» **Problem to work on**:
Copy the data that follows, character for character, minus the pictures.

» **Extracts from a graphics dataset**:
--- start ---
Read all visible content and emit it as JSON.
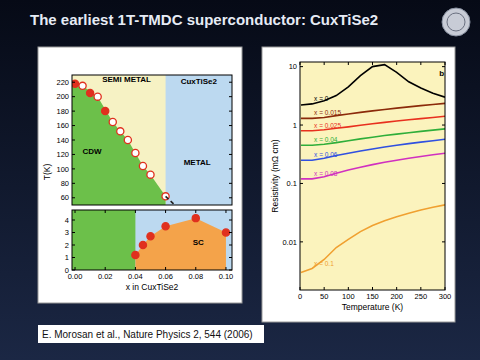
{
  "slide": {
    "title": "The earliest 1T-TMDC superconductor: CuxTiSe2",
    "citation": "E. Morosan et al., Nature Physics 2, 544 (2006)"
  },
  "chart_data": [
    {
      "type": "scatter",
      "ylabel": "T(K)",
      "xlim": [
        -0.002,
        0.104
      ],
      "ylim": [
        50,
        230
      ],
      "yticks": [
        60,
        80,
        100,
        120,
        140,
        160,
        180,
        200,
        220
      ],
      "series": [
        {
          "color": "#e0301e",
          "marker": "circle",
          "x": [
            0,
            0.01,
            0.02
          ],
          "values": [
            218,
            205,
            180
          ]
        },
        {
          "color": "#e0301e",
          "marker": "open_circle",
          "x": [
            0.005,
            0.015,
            0.025,
            0.03,
            0.035,
            0.04,
            0.045,
            0.05,
            0.06
          ],
          "values": [
            215,
            200,
            165,
            152,
            140,
            122,
            104,
            92,
            62
          ]
        },
        {
          "type": "line",
          "color": "#222222",
          "line_style": "dashed",
          "marker": "none",
          "x": [
            0.06,
            0.066
          ],
          "values": [
            62,
            50
          ]
        }
      ],
      "annotations": [
        {
          "text": "SEMI METAL",
          "x": 0.018,
          "y": 220
        },
        {
          "text": "CDW",
          "x": 0.005,
          "y": 120
        },
        {
          "text": "METAL",
          "x": 0.072,
          "y": 105
        },
        {
          "text": "CuxTiSe2",
          "x": 0.07,
          "y": 218
        }
      ]
    },
    {
      "type": "scatter",
      "xlabel": "x in CuxTiSe2",
      "xlim": [
        -0.002,
        0.104
      ],
      "ylim": [
        0,
        4.8
      ],
      "xticks": [
        {
          "value": 0,
          "label": "0.00"
        },
        {
          "value": 0.02,
          "label": "0.02"
        },
        {
          "value": 0.04,
          "label": "0.04"
        },
        {
          "value": 0.06,
          "label": "0.06"
        },
        {
          "value": 0.08,
          "label": "0.08"
        },
        {
          "value": 0.1,
          "label": "0.10"
        }
      ],
      "yticks": [
        0,
        1,
        2,
        3,
        4
      ],
      "series": [
        {
          "color": "#e0301e",
          "marker": "circle",
          "x": [
            0.04,
            0.045,
            0.05,
            0.06,
            0.08,
            0.1
          ],
          "values": [
            1.2,
            2.0,
            2.7,
            3.5,
            4.15,
            3.0
          ]
        }
      ],
      "annotations": [
        {
          "text": "SC",
          "x": 0.078,
          "y": 2.0
        }
      ]
    },
    {
      "type": "line",
      "log": "y",
      "xlabel": "Temperature (K)",
      "ylabel": "Resistivity (mΩ cm)",
      "xlim": [
        0,
        300
      ],
      "ylim": [
        0.0015,
        12
      ],
      "xticks": [
        0,
        50,
        100,
        150,
        200,
        250,
        300
      ],
      "yticks": [
        0.01,
        0.1,
        1,
        10
      ],
      "x": [
        2,
        25,
        50,
        75,
        100,
        125,
        150,
        175,
        200,
        225,
        250,
        275,
        300
      ],
      "series": [
        {
          "name": "x = 0",
          "color": "#000000",
          "values": [
            2.2,
            2.3,
            2.6,
            3.2,
            4.5,
            7.0,
            10.0,
            10.8,
            8.0,
            5.5,
            4.3,
            3.5,
            3.0
          ]
        },
        {
          "name": "x = 0.015",
          "color": "#8b2a0a",
          "values": [
            1.3,
            1.3,
            1.35,
            1.45,
            1.55,
            1.65,
            1.75,
            1.85,
            1.95,
            2.05,
            2.15,
            2.25,
            2.35
          ]
        },
        {
          "name": "x = 0.025",
          "color": "#e8301e",
          "values": [
            0.8,
            0.8,
            0.83,
            0.88,
            0.93,
            0.99,
            1.05,
            1.11,
            1.17,
            1.23,
            1.29,
            1.35,
            1.41
          ]
        },
        {
          "name": "x = 0.04",
          "color": "#2fae3a",
          "values": [
            0.45,
            0.45,
            0.47,
            0.5,
            0.54,
            0.58,
            0.62,
            0.66,
            0.7,
            0.74,
            0.78,
            0.82,
            0.86
          ]
        },
        {
          "name": "x = 0.06",
          "color": "#3050e0",
          "values": [
            0.25,
            0.25,
            0.27,
            0.3,
            0.33,
            0.36,
            0.39,
            0.42,
            0.45,
            0.48,
            0.51,
            0.54,
            0.57
          ]
        },
        {
          "name": "x = 0.08",
          "color": "#d030c0",
          "values": [
            0.12,
            0.12,
            0.13,
            0.15,
            0.17,
            0.19,
            0.21,
            0.23,
            0.25,
            0.27,
            0.29,
            0.31,
            0.33
          ]
        },
        {
          "name": "x = 0.1",
          "color": "#f0a030",
          "values": [
            0.003,
            0.0035,
            0.005,
            0.008,
            0.011,
            0.015,
            0.019,
            0.023,
            0.027,
            0.031,
            0.035,
            0.039,
            0.043
          ]
        }
      ],
      "annotations": [
        {
          "text": "b",
          "x": 288,
          "y": 7
        }
      ]
    }
  ]
}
--- end ---
» **Written answer**:
Read all visible content and emit it as JSON.
{
  "slide": {
    "title": "The earliest 1T-TMDC superconductor: CuxTiSe2",
    "citation": "E. Morosan et al., Nature Physics 2, 544 (2006)"
  },
  "chart_data": [
    {
      "type": "scatter",
      "ylabel": "T(K)",
      "xlim": [
        -0.002,
        0.104
      ],
      "ylim": [
        50,
        230
      ],
      "yticks": [
        60,
        80,
        100,
        120,
        140,
        160,
        180,
        200,
        220
      ],
      "series": [
        {
          "color": "#e0301e",
          "marker": "circle",
          "x": [
            0,
            0.01,
            0.02
          ],
          "values": [
            218,
            205,
            180
          ]
        },
        {
          "color": "#e0301e",
          "marker": "open_circle",
          "x": [
            0.005,
            0.015,
            0.025,
            0.03,
            0.035,
            0.04,
            0.045,
            0.05,
            0.06
          ],
          "values": [
            215,
            200,
            165,
            152,
            140,
            122,
            104,
            92,
            62
          ]
        },
        {
          "type": "line",
          "color": "#222222",
          "line_style": "dashed",
          "marker": "none",
          "x": [
            0.06,
            0.066
          ],
          "values": [
            62,
            50
          ]
        }
      ],
      "annotations": [
        {
          "text": "SEMI METAL",
          "x": 0.018,
          "y": 220
        },
        {
          "text": "CDW",
          "x": 0.005,
          "y": 120
        },
        {
          "text": "METAL",
          "x": 0.072,
          "y": 105
        },
        {
          "text": "CuxTiSe2",
          "x": 0.07,
          "y": 218
        }
      ]
    },
    {
      "type": "scatter",
      "xlabel": "x in CuxTiSe2",
      "xlim": [
        -0.002,
        0.104
      ],
      "ylim": [
        0,
        4.8
      ],
      "xticks": [
        {
          "value": 0,
          "label": "0.00"
        },
        {
          "value": 0.02,
          "label": "0.02"
        },
        {
          "value": 0.04,
          "label": "0.04"
        },
        {
          "value": 0.06,
          "label": "0.06"
        },
        {
          "value": 0.08,
          "label": "0.08"
        },
        {
          "value": 0.1,
          "label": "0.10"
        }
      ],
      "yticks": [
        0,
        1,
        2,
        3,
        4
      ],
      "series": [
        {
          "color": "#e0301e",
          "marker": "circle",
          "x": [
            0.04,
            0.045,
            0.05,
            0.06,
            0.08,
            0.1
          ],
          "values": [
            1.2,
            2.0,
            2.7,
            3.5,
            4.15,
            3.0
          ]
        }
      ],
      "annotations": [
        {
          "text": "SC",
          "x": 0.078,
          "y": 2.0
        }
      ]
    },
    {
      "type": "line",
      "log": "y",
      "xlabel": "Temperature (K)",
      "ylabel": "Resistivity (mΩ cm)",
      "xlim": [
        0,
        300
      ],
      "ylim": [
        0.0015,
        12
      ],
      "xticks": [
        0,
        50,
        100,
        150,
        200,
        250,
        300
      ],
      "yticks": [
        0.01,
        0.1,
        1,
        10
      ],
      "x": [
        2,
        25,
        50,
        75,
        100,
        125,
        150,
        175,
        200,
        225,
        250,
        275,
        300
      ],
      "series": [
        {
          "name": "x = 0",
          "color": "#000000",
          "values": [
            2.2,
            2.3,
            2.6,
            3.2,
            4.5,
            7.0,
            10.0,
            10.8,
            8.0,
            5.5,
            4.3,
            3.5,
            3.0
          ]
        },
        {
          "name": "x = 0.015",
          "color": "#8b2a0a",
          "values": [
            1.3,
            1.3,
            1.35,
            1.45,
            1.55,
            1.65,
            1.75,
            1.85,
            1.95,
            2.05,
            2.15,
            2.25,
            2.35
          ]
        },
        {
          "name": "x = 0.025",
          "color": "#e8301e",
          "values": [
            0.8,
            0.8,
            0.83,
            0.88,
            0.93,
            0.99,
            1.05,
            1.11,
            1.17,
            1.23,
            1.29,
            1.35,
            1.41
          ]
        },
        {
          "name": "x = 0.04",
          "color": "#2fae3a",
          "values": [
            0.45,
            0.45,
            0.47,
            0.5,
            0.54,
            0.58,
            0.62,
            0.66,
            0.7,
            0.74,
            0.78,
            0.82,
            0.86
          ]
        },
        {
          "name": "x = 0.06",
          "color": "#3050e0",
          "values": [
            0.25,
            0.25,
            0.27,
            0.3,
            0.33,
            0.36,
            0.39,
            0.42,
            0.45,
            0.48,
            0.51,
            0.54,
            0.57
          ]
        },
        {
          "name": "x = 0.08",
          "color": "#d030c0",
          "values": [
            0.12,
            0.12,
            0.13,
            0.15,
            0.17,
            0.19,
            0.21,
            0.23,
            0.25,
            0.27,
            0.29,
            0.31,
            0.33
          ]
        },
        {
          "name": "x = 0.1",
          "color": "#f0a030",
          "values": [
            0.003,
            0.0035,
            0.005,
            0.008,
            0.011,
            0.015,
            0.019,
            0.023,
            0.027,
            0.031,
            0.035,
            0.039,
            0.043
          ]
        }
      ],
      "annotations": [
        {
          "text": "b",
          "x": 288,
          "y": 7
        }
      ]
    }
  ]
}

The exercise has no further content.